[Data entries]
----

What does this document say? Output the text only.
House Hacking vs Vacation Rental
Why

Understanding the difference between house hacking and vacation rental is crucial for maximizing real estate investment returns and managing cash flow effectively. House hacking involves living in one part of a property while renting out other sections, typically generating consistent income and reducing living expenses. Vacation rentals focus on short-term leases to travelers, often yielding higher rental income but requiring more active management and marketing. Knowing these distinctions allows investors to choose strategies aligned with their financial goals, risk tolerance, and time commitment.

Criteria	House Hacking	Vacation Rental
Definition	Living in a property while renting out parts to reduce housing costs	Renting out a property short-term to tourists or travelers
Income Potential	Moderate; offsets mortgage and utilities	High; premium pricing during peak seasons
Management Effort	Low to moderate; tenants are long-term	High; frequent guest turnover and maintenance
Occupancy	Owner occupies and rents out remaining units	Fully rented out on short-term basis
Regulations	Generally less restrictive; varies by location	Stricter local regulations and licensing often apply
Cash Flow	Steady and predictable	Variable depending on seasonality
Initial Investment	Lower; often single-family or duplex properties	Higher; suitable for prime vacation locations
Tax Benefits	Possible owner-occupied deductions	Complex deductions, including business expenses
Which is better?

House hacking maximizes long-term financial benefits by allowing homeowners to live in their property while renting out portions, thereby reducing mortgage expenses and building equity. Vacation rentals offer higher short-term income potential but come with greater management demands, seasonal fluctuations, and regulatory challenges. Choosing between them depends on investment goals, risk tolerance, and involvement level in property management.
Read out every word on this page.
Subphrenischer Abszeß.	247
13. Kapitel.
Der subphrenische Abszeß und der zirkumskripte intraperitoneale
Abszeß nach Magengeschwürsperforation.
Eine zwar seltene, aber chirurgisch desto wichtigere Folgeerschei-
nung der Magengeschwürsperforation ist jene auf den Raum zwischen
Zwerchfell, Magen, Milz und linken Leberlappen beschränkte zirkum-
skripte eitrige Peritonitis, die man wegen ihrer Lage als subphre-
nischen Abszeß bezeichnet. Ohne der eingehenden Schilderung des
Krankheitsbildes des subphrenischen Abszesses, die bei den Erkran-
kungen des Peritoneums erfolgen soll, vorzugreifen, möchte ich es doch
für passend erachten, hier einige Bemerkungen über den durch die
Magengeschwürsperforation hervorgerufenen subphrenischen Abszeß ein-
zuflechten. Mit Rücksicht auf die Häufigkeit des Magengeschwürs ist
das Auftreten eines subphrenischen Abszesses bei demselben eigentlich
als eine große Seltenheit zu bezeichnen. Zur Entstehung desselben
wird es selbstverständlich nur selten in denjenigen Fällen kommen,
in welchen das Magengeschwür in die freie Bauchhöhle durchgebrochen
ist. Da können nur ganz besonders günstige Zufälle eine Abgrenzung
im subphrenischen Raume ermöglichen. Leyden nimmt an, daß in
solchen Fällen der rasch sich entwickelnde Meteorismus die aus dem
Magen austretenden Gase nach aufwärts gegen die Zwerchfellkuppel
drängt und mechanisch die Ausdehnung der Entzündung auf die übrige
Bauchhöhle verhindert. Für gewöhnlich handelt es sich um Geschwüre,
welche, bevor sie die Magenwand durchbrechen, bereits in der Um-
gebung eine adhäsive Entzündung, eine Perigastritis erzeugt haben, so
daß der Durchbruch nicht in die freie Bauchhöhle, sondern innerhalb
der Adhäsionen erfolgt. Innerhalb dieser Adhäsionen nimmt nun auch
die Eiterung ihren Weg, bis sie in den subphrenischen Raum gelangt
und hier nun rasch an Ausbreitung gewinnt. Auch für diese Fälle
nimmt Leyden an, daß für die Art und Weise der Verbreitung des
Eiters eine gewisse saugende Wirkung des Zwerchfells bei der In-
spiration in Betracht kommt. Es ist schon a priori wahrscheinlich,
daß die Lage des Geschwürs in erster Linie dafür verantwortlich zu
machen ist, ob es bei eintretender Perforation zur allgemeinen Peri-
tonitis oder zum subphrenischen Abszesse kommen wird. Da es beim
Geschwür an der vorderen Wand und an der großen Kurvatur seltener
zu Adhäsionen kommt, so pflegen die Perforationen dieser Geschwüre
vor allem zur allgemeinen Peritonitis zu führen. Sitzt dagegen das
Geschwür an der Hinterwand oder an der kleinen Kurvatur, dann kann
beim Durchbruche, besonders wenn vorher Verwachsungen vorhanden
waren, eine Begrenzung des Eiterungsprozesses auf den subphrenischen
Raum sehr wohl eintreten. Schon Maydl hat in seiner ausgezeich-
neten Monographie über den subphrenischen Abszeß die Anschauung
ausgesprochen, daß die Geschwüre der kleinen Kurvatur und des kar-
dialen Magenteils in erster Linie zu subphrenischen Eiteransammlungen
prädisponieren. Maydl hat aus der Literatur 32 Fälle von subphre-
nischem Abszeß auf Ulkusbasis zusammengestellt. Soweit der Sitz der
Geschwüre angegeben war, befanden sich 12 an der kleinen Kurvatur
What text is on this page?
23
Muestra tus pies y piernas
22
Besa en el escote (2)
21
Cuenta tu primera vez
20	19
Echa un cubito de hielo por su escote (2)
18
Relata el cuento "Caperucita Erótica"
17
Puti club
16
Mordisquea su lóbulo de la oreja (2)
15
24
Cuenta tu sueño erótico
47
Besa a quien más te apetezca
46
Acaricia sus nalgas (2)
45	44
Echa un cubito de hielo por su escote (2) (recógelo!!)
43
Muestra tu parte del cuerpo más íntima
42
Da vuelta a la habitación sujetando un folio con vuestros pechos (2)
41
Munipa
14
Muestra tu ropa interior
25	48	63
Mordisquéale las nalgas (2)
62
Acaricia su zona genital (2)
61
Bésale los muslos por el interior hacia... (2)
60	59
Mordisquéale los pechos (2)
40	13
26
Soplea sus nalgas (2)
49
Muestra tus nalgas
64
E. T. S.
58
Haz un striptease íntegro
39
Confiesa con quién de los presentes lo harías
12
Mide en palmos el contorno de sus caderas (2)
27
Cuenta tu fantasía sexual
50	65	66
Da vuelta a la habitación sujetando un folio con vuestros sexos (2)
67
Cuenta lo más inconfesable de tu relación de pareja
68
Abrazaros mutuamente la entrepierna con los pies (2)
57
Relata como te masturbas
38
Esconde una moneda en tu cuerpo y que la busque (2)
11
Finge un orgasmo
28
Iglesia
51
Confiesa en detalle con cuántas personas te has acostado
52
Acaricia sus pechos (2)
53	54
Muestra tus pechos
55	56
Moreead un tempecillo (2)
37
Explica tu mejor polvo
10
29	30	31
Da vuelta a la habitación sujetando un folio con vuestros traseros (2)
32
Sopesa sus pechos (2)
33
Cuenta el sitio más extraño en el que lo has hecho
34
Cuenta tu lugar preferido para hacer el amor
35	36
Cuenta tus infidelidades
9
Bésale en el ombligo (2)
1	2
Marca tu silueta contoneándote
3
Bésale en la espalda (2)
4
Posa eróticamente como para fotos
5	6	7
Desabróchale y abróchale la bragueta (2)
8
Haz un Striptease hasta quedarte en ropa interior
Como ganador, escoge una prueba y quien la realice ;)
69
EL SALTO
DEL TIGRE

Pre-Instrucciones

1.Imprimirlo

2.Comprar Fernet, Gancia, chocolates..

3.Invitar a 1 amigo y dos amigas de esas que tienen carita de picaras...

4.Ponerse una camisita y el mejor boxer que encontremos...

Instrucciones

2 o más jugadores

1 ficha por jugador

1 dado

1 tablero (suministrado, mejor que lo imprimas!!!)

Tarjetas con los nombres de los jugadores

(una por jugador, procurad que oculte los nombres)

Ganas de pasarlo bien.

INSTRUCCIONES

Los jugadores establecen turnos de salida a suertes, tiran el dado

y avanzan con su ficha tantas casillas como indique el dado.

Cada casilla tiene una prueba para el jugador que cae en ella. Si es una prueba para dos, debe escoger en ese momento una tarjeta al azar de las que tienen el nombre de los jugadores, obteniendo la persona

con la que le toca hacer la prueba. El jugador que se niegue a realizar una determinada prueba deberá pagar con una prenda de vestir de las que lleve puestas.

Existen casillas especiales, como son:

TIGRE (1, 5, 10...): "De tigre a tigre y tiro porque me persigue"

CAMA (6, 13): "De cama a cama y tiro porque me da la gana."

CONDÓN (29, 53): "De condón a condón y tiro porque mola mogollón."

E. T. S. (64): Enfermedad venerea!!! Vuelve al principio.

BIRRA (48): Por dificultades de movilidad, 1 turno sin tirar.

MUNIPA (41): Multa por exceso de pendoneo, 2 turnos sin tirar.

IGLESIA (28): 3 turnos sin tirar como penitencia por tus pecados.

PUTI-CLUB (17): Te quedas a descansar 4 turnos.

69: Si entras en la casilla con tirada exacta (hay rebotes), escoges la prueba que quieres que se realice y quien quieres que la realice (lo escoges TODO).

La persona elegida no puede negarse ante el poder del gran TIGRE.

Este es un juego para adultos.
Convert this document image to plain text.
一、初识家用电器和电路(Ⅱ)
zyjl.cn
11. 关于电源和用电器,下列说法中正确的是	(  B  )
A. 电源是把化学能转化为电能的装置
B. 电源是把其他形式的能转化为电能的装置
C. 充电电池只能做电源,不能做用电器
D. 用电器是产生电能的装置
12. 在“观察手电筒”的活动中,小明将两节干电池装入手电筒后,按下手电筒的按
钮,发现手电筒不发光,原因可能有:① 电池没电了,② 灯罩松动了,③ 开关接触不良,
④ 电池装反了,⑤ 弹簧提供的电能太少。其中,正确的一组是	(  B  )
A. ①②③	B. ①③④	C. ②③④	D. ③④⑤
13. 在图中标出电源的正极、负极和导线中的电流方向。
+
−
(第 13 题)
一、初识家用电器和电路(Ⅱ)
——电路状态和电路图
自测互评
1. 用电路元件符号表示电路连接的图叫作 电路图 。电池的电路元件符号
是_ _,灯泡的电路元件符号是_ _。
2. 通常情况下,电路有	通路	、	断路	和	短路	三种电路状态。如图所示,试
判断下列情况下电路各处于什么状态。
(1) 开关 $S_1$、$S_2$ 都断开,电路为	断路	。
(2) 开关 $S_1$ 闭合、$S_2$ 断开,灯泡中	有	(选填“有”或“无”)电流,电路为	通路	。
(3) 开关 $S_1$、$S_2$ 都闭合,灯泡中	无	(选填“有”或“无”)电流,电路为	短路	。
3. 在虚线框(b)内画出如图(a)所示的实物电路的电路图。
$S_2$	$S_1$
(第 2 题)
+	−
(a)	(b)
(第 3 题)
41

----

__Your objective__. Only lines that contain the word "allgemeinen" are wanted; copy each of them.

__Result below__.
machen ist, ob es bei eintretender Perforation zur allgemeinen Peri-
vor allem zur allgemeinen Peritonitis zu führen. Sitzt dagegen das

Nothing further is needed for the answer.